* **WHAT YOU SHOULD DO**
Select the lines below containing the word "allinone".

(Dataset entries)
_ _ _ _ _ _ _

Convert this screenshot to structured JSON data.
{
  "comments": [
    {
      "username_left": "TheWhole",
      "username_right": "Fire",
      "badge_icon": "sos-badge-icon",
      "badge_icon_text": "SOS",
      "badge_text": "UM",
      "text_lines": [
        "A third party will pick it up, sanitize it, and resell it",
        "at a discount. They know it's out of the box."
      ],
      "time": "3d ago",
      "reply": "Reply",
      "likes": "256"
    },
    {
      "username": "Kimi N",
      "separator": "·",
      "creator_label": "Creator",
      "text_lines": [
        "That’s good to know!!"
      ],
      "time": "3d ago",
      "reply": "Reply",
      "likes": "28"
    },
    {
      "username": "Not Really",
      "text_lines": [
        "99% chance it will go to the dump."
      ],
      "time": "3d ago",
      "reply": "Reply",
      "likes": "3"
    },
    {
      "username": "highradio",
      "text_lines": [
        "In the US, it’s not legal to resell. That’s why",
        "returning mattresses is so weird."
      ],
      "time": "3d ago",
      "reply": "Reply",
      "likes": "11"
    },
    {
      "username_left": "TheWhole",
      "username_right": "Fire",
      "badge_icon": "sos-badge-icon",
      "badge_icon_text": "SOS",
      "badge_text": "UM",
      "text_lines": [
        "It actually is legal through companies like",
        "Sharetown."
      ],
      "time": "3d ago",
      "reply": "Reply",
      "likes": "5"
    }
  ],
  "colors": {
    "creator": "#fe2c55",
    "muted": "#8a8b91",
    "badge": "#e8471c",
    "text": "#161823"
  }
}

_ _ _ _ _ _ _

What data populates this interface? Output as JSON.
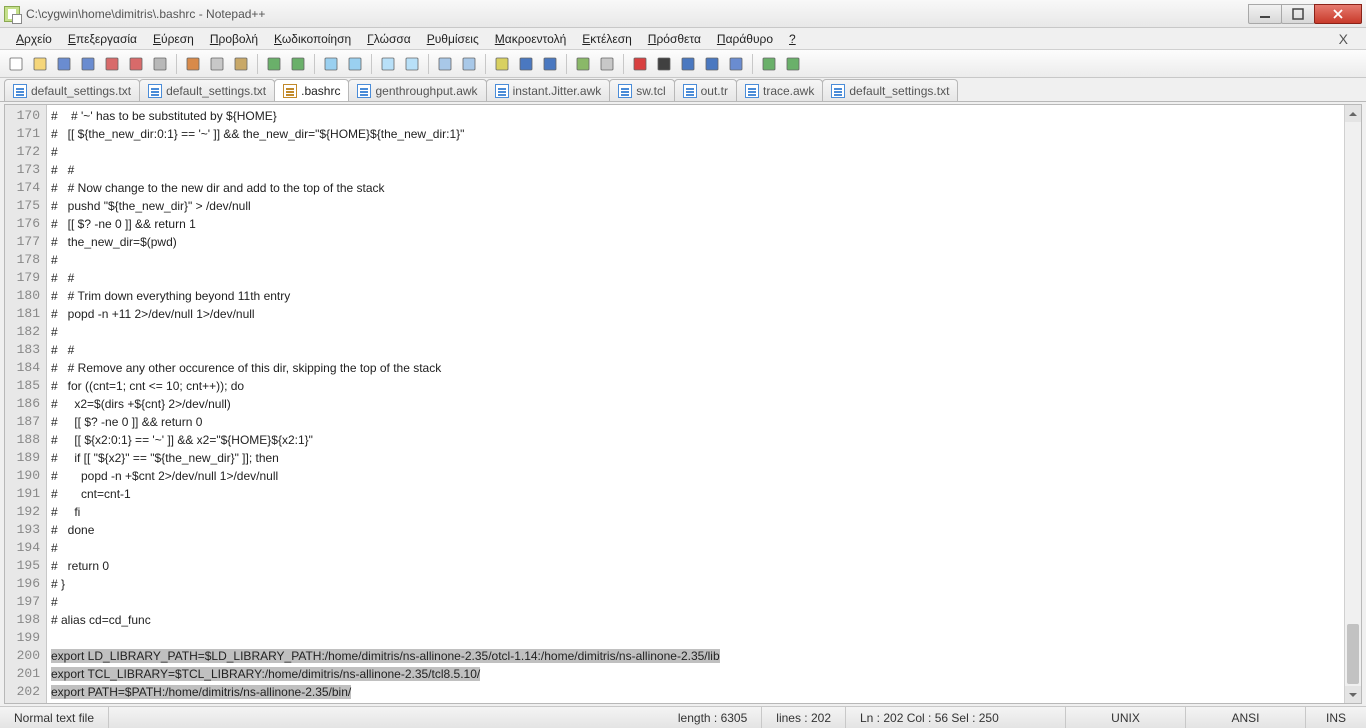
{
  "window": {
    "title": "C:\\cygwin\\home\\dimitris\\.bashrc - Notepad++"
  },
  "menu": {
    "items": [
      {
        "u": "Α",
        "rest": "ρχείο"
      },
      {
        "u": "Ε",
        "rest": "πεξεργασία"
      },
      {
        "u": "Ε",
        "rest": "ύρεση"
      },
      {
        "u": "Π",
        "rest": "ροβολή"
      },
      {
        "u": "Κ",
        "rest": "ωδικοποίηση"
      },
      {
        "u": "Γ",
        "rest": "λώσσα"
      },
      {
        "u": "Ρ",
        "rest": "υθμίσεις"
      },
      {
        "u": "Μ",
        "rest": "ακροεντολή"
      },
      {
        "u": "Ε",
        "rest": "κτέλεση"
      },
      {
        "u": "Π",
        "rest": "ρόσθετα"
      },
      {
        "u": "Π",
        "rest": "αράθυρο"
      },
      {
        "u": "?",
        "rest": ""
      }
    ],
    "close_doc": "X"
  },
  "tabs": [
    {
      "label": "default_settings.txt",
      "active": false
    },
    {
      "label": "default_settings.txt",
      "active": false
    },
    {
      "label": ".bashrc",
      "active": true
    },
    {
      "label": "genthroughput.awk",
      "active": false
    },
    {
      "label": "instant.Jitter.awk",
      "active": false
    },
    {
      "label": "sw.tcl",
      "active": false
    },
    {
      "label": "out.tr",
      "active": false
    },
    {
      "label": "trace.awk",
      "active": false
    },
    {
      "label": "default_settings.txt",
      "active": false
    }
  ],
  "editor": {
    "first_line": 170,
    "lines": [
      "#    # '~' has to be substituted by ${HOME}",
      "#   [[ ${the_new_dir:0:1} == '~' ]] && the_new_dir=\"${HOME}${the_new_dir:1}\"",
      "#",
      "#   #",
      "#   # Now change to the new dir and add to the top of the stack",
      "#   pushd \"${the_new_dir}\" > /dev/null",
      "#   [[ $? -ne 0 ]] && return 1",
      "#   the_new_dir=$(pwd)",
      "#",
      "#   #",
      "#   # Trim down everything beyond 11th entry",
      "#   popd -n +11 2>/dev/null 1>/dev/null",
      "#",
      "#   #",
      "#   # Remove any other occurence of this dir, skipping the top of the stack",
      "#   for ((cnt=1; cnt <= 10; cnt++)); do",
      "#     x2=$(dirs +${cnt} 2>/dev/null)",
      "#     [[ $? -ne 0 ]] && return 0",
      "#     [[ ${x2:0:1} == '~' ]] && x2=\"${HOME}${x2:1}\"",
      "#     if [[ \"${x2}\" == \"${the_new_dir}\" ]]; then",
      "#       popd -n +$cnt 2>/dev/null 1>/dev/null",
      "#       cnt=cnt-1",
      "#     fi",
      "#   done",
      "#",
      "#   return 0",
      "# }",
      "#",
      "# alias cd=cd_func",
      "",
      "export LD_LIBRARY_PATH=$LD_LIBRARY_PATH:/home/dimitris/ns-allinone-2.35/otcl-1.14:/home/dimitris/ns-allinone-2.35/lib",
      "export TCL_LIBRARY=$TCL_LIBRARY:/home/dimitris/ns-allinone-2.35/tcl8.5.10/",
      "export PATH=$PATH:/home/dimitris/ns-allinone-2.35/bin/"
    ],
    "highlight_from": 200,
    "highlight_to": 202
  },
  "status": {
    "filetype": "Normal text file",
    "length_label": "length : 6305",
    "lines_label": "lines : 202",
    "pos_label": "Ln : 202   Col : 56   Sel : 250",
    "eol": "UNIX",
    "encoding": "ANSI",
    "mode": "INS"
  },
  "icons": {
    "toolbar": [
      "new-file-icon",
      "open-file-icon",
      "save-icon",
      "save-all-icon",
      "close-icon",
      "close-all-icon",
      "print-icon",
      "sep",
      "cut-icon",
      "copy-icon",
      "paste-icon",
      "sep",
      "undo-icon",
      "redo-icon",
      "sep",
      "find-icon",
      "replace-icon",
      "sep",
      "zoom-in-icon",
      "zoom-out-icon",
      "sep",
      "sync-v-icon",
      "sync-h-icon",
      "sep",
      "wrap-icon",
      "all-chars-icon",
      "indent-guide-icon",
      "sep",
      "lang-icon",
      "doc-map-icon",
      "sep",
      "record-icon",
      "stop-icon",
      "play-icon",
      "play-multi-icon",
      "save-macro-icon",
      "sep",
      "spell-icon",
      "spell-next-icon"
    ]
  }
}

_ _ _ _ _ _ _

* **THE REPLY**
      "export LD_LIBRARY_PATH=$LD_LIBRARY_PATH:/home/dimitris/ns-allinone-2.35/otcl-1.14:/home/dimitris/ns-allinone-2.35/lib",
      "export TCL_LIBRARY=$TCL_LIBRARY:/home/dimitris/ns-allinone-2.35/tcl8.5.10/",
      "export PATH=$PATH:/home/dimitris/ns-allinone-2.35/bin/"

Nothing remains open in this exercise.